§ EXERCISE OBJECTIVE
Search the records for "background". Copy every line where it appears.

Entries taken from a collection:
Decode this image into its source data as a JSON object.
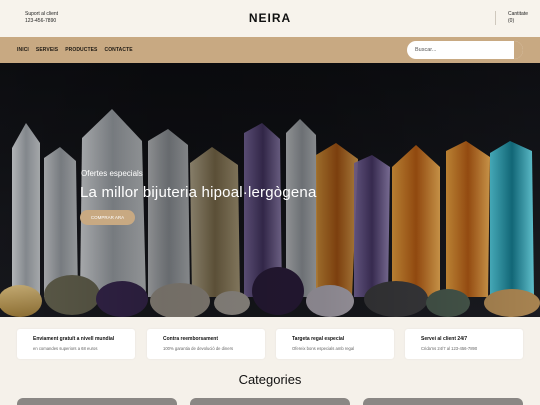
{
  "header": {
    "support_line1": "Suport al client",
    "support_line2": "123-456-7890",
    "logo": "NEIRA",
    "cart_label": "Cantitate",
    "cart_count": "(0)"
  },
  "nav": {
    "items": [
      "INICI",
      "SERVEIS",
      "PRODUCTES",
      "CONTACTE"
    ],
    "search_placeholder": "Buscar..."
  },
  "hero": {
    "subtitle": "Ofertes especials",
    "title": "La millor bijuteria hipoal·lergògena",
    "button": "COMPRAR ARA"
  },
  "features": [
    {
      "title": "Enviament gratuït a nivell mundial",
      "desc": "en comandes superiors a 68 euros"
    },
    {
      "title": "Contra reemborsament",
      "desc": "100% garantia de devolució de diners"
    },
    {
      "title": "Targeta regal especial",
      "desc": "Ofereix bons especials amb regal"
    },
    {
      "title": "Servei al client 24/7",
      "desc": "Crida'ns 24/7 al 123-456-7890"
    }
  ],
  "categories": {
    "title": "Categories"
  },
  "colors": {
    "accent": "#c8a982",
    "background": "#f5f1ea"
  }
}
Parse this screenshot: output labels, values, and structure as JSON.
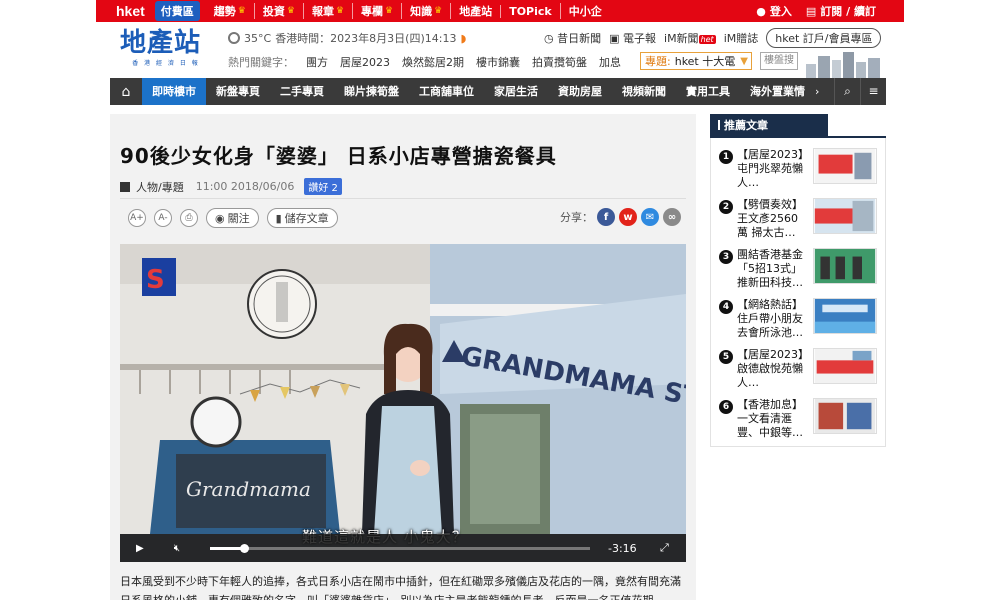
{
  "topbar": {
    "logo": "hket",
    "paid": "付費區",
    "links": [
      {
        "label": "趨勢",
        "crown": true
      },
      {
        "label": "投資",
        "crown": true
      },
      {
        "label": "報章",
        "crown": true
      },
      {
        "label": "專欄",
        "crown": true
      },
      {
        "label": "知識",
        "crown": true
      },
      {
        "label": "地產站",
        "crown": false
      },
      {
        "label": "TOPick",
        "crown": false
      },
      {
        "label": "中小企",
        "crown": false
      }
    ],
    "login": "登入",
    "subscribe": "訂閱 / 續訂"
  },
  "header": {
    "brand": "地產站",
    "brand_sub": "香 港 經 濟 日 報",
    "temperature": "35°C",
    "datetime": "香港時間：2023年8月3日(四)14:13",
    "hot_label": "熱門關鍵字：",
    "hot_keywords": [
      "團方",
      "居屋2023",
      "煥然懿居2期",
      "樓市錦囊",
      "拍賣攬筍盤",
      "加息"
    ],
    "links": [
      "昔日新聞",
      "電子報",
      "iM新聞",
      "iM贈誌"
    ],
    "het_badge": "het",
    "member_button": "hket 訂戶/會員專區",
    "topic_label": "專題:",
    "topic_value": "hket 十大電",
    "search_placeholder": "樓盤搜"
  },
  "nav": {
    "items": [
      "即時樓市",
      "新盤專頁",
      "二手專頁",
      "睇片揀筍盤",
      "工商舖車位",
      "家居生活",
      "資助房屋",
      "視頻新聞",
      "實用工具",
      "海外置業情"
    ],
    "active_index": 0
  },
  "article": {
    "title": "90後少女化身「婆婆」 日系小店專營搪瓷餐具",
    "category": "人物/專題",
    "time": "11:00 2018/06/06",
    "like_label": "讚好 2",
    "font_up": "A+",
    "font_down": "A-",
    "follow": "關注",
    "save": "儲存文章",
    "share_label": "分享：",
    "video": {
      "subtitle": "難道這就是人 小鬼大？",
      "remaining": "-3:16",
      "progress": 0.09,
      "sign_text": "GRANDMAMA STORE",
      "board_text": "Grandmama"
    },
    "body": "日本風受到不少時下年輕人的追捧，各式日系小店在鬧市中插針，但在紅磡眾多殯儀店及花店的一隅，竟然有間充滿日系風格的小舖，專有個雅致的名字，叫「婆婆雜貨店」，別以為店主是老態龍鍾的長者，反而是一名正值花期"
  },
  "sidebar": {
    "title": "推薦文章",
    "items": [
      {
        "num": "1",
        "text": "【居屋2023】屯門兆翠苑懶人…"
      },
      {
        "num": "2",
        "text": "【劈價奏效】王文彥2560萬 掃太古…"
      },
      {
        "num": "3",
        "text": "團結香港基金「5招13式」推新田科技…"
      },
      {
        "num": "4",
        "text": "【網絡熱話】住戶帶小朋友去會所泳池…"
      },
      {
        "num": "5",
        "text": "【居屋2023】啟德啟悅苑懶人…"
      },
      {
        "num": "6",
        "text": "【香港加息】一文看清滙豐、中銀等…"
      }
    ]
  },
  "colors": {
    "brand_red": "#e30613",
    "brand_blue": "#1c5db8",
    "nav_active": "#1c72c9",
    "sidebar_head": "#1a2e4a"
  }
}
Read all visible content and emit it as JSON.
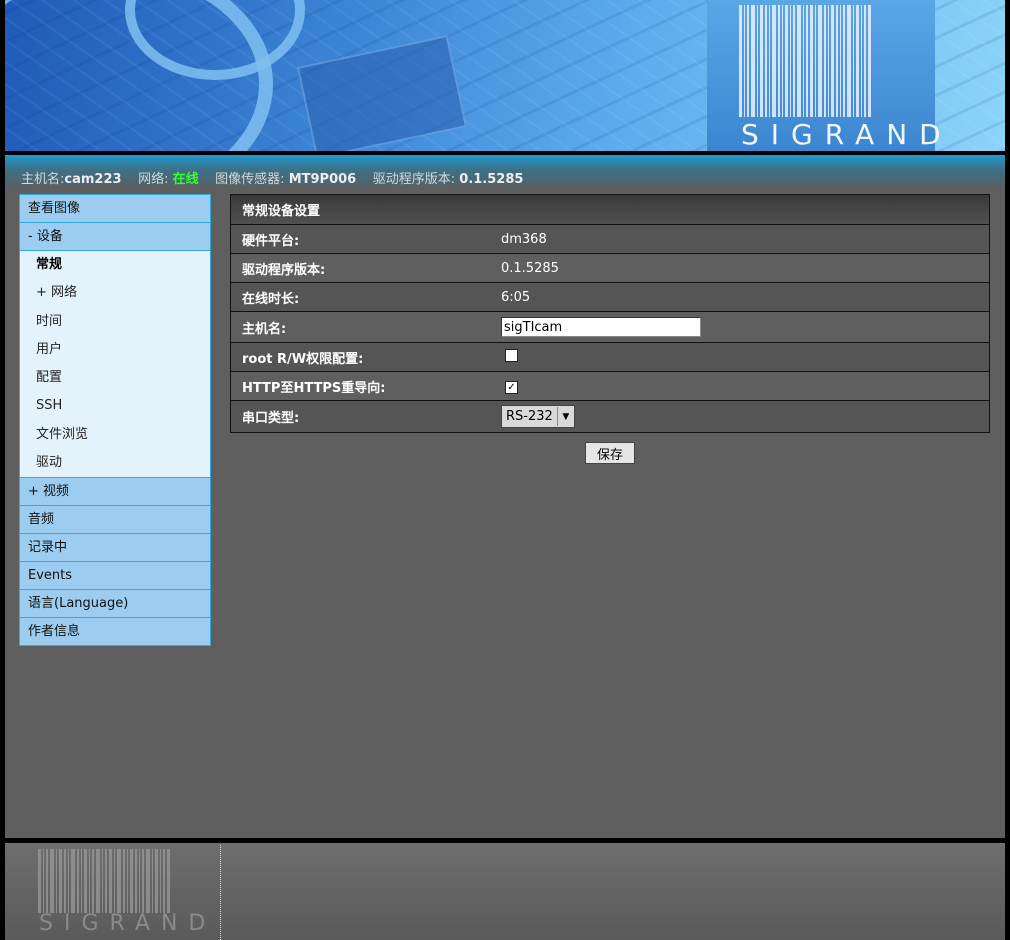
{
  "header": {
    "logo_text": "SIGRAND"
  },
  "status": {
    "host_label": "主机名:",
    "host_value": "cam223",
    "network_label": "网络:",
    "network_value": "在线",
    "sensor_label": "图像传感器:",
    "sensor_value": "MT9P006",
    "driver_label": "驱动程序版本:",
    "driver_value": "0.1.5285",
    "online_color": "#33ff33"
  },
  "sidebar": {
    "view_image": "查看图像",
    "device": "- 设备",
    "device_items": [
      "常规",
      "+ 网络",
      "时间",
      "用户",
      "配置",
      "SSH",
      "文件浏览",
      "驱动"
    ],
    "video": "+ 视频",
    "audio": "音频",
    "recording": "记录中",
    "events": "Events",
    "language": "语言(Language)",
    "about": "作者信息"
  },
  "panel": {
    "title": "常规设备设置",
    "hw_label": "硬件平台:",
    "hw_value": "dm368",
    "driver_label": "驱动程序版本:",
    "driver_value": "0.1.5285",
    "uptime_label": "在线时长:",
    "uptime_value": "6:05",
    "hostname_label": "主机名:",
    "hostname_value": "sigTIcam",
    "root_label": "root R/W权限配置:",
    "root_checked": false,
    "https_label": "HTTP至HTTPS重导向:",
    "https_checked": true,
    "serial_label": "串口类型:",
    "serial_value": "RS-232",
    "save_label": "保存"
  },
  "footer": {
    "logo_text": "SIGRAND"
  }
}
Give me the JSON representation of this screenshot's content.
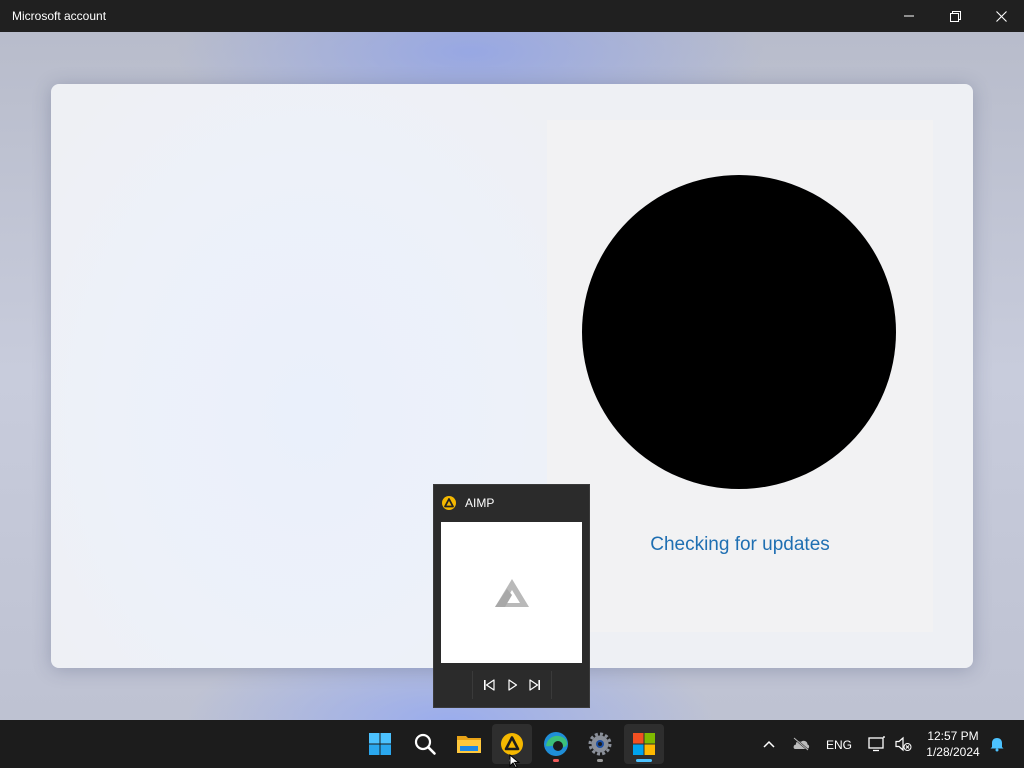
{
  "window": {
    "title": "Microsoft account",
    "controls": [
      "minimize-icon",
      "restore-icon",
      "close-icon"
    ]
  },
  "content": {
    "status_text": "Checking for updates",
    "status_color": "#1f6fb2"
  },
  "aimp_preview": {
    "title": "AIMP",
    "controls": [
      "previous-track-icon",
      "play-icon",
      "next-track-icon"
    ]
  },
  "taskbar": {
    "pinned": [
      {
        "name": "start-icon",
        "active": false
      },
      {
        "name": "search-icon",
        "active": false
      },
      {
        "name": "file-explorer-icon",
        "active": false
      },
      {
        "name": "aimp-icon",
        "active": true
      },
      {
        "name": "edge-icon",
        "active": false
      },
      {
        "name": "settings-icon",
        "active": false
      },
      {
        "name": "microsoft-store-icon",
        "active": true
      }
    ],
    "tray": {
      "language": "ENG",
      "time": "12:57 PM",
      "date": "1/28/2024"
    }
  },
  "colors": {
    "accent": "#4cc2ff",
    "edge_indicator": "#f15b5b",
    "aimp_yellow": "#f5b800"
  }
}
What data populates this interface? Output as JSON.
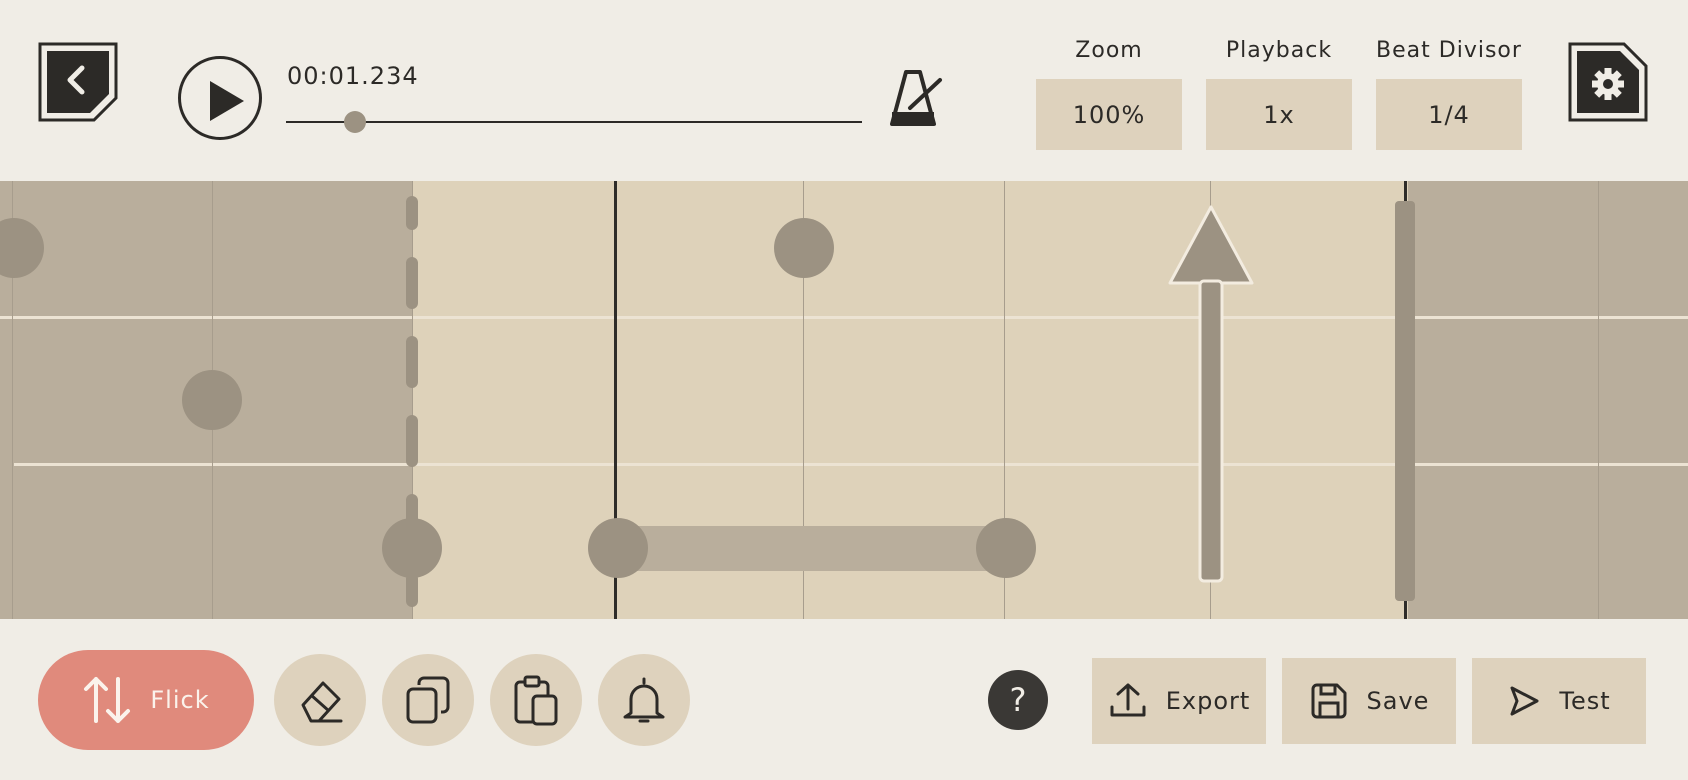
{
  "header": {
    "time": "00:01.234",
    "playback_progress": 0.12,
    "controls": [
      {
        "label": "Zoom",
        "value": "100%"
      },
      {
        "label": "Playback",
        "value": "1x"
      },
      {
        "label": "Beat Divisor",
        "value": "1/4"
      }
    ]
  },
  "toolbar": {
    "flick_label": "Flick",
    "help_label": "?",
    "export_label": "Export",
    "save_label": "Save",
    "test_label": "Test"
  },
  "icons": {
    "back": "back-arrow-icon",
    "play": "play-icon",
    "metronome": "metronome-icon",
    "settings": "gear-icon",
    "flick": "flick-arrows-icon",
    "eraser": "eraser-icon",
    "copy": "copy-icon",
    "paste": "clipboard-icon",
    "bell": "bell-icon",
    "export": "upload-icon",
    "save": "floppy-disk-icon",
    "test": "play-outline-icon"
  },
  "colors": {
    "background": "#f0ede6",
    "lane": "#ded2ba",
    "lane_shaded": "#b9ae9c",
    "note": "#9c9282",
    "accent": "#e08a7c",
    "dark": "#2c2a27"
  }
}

§ EXERCISE OUTPUT
    "background": "#f5f1ea"
    "background": "#f0ede6",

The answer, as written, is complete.